Each entry below is to be written out exactly, and the pictures are to be left out.

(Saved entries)
_ _ _ _

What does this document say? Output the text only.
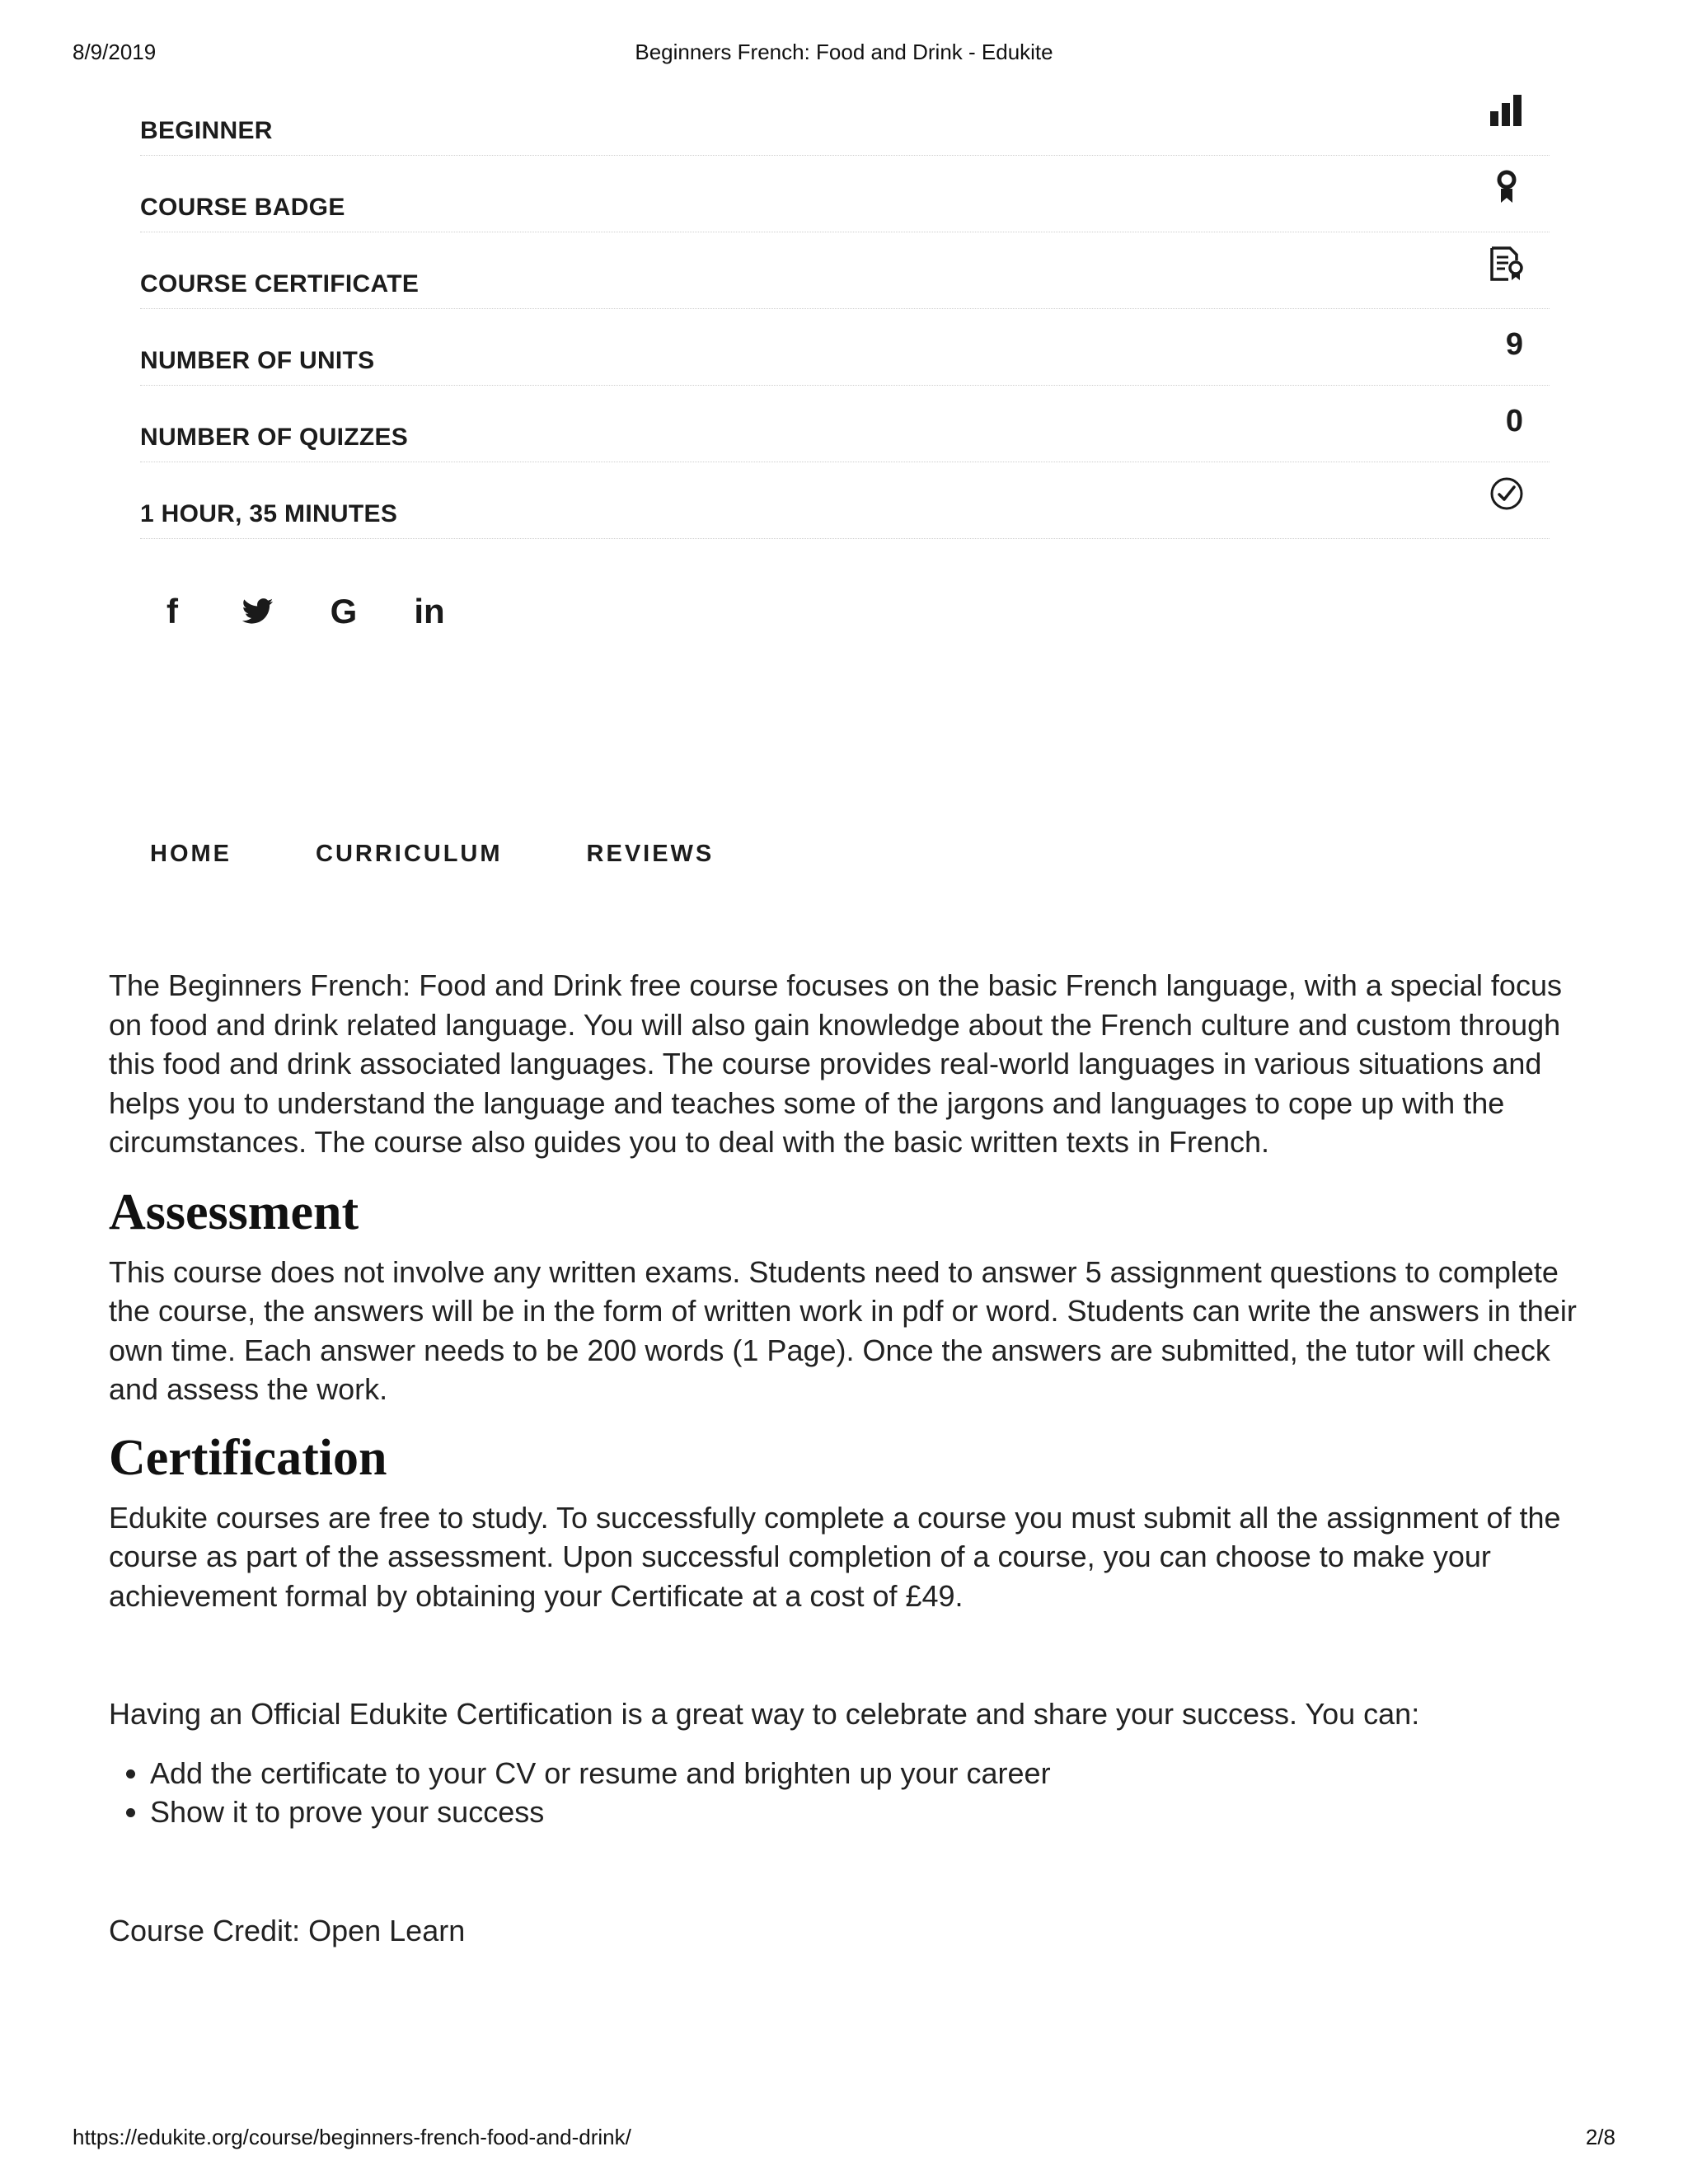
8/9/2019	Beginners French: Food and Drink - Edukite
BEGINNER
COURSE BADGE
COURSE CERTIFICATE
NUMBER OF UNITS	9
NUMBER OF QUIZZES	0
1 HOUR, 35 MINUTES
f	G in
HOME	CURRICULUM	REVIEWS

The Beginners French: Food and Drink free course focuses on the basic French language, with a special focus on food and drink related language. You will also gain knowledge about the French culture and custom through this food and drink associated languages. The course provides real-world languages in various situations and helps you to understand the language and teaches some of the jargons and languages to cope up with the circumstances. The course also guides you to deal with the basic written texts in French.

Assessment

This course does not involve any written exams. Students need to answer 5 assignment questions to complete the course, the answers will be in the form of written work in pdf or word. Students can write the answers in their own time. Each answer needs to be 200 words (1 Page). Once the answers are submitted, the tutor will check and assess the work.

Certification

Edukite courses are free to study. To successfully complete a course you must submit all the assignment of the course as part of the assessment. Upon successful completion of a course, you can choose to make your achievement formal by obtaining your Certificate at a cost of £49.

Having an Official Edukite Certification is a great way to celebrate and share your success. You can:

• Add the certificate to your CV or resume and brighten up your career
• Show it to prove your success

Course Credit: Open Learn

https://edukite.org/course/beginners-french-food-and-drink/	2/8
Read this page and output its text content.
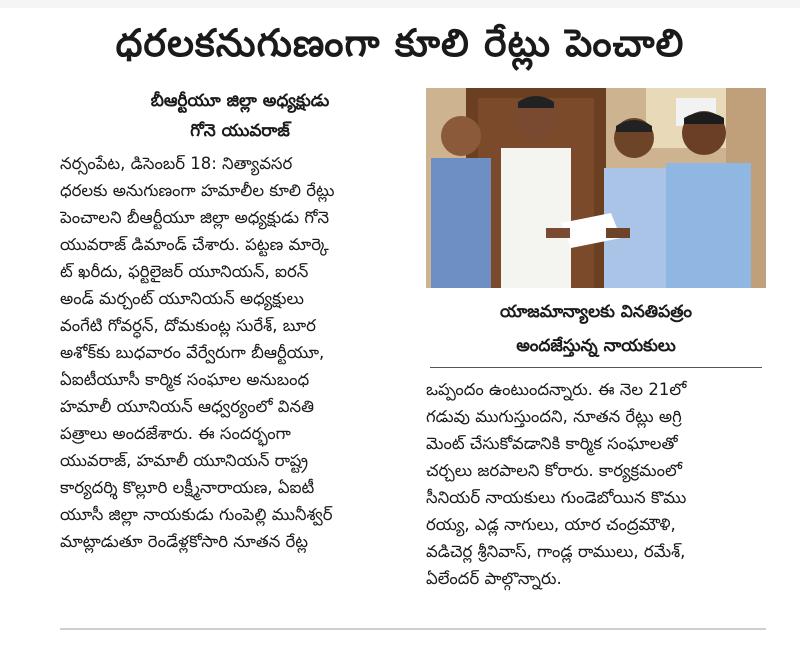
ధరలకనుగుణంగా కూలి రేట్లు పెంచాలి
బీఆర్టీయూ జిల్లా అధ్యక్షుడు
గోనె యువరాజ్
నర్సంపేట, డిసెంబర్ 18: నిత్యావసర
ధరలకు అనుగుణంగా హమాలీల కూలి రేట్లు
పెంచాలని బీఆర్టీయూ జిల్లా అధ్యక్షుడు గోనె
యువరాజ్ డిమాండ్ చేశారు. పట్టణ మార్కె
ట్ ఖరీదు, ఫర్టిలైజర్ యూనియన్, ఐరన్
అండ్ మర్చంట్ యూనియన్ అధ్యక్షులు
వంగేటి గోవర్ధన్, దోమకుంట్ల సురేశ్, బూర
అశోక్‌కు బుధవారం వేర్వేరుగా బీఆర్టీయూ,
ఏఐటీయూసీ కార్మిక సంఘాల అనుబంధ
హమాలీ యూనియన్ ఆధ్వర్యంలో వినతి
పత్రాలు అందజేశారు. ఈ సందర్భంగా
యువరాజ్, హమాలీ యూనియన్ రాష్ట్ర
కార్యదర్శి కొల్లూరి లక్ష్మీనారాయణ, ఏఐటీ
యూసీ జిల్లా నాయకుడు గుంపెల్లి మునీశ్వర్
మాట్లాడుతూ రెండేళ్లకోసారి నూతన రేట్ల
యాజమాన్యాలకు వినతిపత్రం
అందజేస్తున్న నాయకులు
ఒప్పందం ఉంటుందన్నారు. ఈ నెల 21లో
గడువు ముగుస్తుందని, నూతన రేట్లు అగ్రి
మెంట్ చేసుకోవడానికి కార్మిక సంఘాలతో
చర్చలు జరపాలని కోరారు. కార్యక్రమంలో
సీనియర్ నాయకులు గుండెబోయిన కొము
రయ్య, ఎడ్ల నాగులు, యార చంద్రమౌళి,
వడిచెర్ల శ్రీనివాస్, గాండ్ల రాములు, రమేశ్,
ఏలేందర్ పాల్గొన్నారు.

_ _ _ _

Complete response
What does this document say? Output the text only.
8/9/2019	Beginners French: Food and Drink - Edukite
BEGINNER
COURSE BADGE
COURSE CERTIFICATE
NUMBER OF UNITS	9
NUMBER OF QUIZZES	0
1 HOUR, 35 MINUTES
f	G in
HOME	CURRICULUM	REVIEWS

The Beginners French: Food and Drink free course focuses on the basic French language, with a special focus on food and drink related language. You will also gain knowledge about the French culture and custom through this food and drink associated languages. The course provides real-world languages in various situations and helps you to understand the language and teaches some of the jargons and languages to cope up with the circumstances. The course also guides you to deal with the basic written texts in French.

Assessment

This course does not involve any written exams. Students need to answer 5 assignment questions to complete the course, the answers will be in the form of written work in pdf or word. Students can write the answers in their own time. Each answer needs to be 200 words (1 Page). Once the answers are submitted, the tutor will check and assess the work.

Certification

Edukite courses are free to study. To successfully complete a course you must submit all the assignment of the course as part of the assessment. Upon successful completion of a course, you can choose to make your achievement formal by obtaining your Certificate at a cost of £49.

Having an Official Edukite Certification is a great way to celebrate and share your success. You can:

• Add the certificate to your CV or resume and brighten up your career
• Show it to prove your success

Course Credit: Open Learn

https://edukite.org/course/beginners-french-food-and-drink/	2/8
Read this page and output its text content.
ధరలకనుగుణంగా కూలి రేట్లు పెంచాలి
బీఆర్టీయూ జిల్లా అధ్యక్షుడు
గోనె యువరాజ్
నర్సంపేట, డిసెంబర్ 18: నిత్యావసర
ధరలకు అనుగుణంగా హమాలీల కూలి రేట్లు
పెంచాలని బీఆర్టీయూ జిల్లా అధ్యక్షుడు గోనె
యువరాజ్ డిమాండ్ చేశారు. పట్టణ మార్కె
ట్ ఖరీదు, ఫర్టిలైజర్ యూనియన్, ఐరన్
అండ్ మర్చంట్ యూనియన్ అధ్యక్షులు
వంగేటి గోవర్ధన్, దోమకుంట్ల సురేశ్, బూర
అశోక్‌కు బుధవారం వేర్వేరుగా బీఆర్టీయూ,
ఏఐటీయూసీ కార్మిక సంఘాల అనుబంధ
హమాలీ యూనియన్ ఆధ్వర్యంలో వినతి
పత్రాలు అందజేశారు. ఈ సందర్భంగా
యువరాజ్, హమాలీ యూనియన్ రాష్ట్ర
కార్యదర్శి కొల్లూరి లక్ష్మీనారాయణ, ఏఐటీ
యూసీ జిల్లా నాయకుడు గుంపెల్లి మునీశ్వర్
మాట్లాడుతూ రెండేళ్లకోసారి నూతన రేట్ల
యాజమాన్యాలకు వినతిపత్రం
అందజేస్తున్న నాయకులు
ఒప్పందం ఉంటుందన్నారు. ఈ నెల 21లో
గడువు ముగుస్తుందని, నూతన రేట్లు అగ్రి
మెంట్ చేసుకోవడానికి కార్మిక సంఘాలతో
చర్చలు జరపాలని కోరారు. కార్యక్రమంలో
సీనియర్ నాయకులు గుండెబోయిన కొము
రయ్య, ఎడ్ల నాగులు, యార చంద్రమౌళి,
వడిచెర్ల శ్రీనివాస్, గాండ్ల రాములు, రమేశ్,
ఏలేందర్ పాల్గొన్నారు.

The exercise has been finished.